■ DIRECTIONS FOR THIS TASK: Make an exact copy of all the data.

Dataset records:

* Begin *

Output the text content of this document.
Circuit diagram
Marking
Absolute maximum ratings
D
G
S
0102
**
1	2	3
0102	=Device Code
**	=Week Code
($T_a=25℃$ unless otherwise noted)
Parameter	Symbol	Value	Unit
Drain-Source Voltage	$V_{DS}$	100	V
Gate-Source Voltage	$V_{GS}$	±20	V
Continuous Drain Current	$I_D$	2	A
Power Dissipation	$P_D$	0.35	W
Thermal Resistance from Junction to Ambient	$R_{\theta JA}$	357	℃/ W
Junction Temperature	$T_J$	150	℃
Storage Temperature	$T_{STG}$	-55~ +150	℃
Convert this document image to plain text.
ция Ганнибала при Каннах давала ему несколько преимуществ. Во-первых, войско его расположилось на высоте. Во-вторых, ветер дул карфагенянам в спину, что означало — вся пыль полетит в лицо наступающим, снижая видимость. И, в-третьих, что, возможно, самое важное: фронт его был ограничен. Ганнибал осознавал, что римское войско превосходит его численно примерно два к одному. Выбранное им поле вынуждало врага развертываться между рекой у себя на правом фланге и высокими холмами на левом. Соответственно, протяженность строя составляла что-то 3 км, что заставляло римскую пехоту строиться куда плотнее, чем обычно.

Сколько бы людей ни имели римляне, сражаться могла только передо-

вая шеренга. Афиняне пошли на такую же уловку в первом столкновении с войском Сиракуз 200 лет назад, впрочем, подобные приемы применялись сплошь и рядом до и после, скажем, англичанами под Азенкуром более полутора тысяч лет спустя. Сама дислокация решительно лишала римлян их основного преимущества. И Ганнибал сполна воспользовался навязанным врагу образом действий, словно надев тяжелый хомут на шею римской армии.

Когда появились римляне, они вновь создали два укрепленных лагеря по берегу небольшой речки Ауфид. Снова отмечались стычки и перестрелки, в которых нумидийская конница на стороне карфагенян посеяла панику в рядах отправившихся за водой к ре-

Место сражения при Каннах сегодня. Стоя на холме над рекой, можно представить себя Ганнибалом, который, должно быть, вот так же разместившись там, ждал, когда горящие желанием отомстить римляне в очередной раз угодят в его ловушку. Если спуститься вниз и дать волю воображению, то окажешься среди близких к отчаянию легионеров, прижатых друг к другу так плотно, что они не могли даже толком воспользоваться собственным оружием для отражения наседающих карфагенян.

* End *

■ SOLUTION BELOW:
Output the text content of this document.
Circuit diagram
Marking
Absolute maximum ratings
D
G
S
0102
**
1	2	3
0102	=Device Code
**	=Week Code
($T_a=25℃$ unless otherwise noted)
Parameter	Symbol	Value	Unit
Drain-Source Voltage	$V_{DS}$	100	V
Gate-Source Voltage	$V_{GS}$	±20	V
Continuous Drain Current	$I_D$	2	A
Power Dissipation	$P_D$	0.35	W
Thermal Resistance from Junction to Ambient	$R_{\theta JA}$	357	℃/ W
Junction Temperature	$T_J$	150	℃
Storage Temperature	$T_{STG}$	-55~ +150	℃
Convert this document image to plain text.
ция Ганнибала при Каннах давала ему несколько преимуществ. Во-первых, войско его расположилось на высоте. Во-вторых, ветер дул карфагенянам в спину, что означало — вся пыль полетит в лицо наступающим, снижая видимость. И, в-третьих, что, возможно, самое важное: фронт его был ограничен. Ганнибал осознавал, что римское войско превосходит его численно примерно два к одному. Выбранное им поле вынуждало врага развертываться между рекой у себя на правом фланге и высокими холмами на левом. Соответственно, протяженность строя составляла что-то 3 км, что заставляло римскую пехоту строиться куда плотнее, чем обычно.

Сколько бы людей ни имели римляне, сражаться могла только передо-

вая шеренга. Афиняне пошли на такую же уловку в первом столкновении с войском Сиракуз 200 лет назад, впрочем, подобные приемы применялись сплошь и рядом до и после, скажем, англичанами под Азенкуром более полутора тысяч лет спустя. Сама дислокация решительно лишала римлян их основного преимущества. И Ганнибал сполна воспользовался навязанным врагу образом действий, словно надев тяжелый хомут на шею римской армии.

Когда появились римляне, они вновь создали два укрепленных лагеря по берегу небольшой речки Ауфид. Снова отмечались стычки и перестрелки, в которых нумидийская конница на стороне карфагенян посеяла панику в рядах отправившихся за водой к ре-

Место сражения при Каннах сегодня. Стоя на холме над рекой, можно представить себя Ганнибалом, который, должно быть, вот так же разместившись там, ждал, когда горящие желанием отомстить римляне в очередной раз угодят в его ловушку. Если спуститься вниз и дать волю воображению, то окажешься среди близких к отчаянию легионеров, прижатых друг к другу так плотно, что они не могли даже толком воспользоваться собственным оружием для отражения наседающих карфагенян.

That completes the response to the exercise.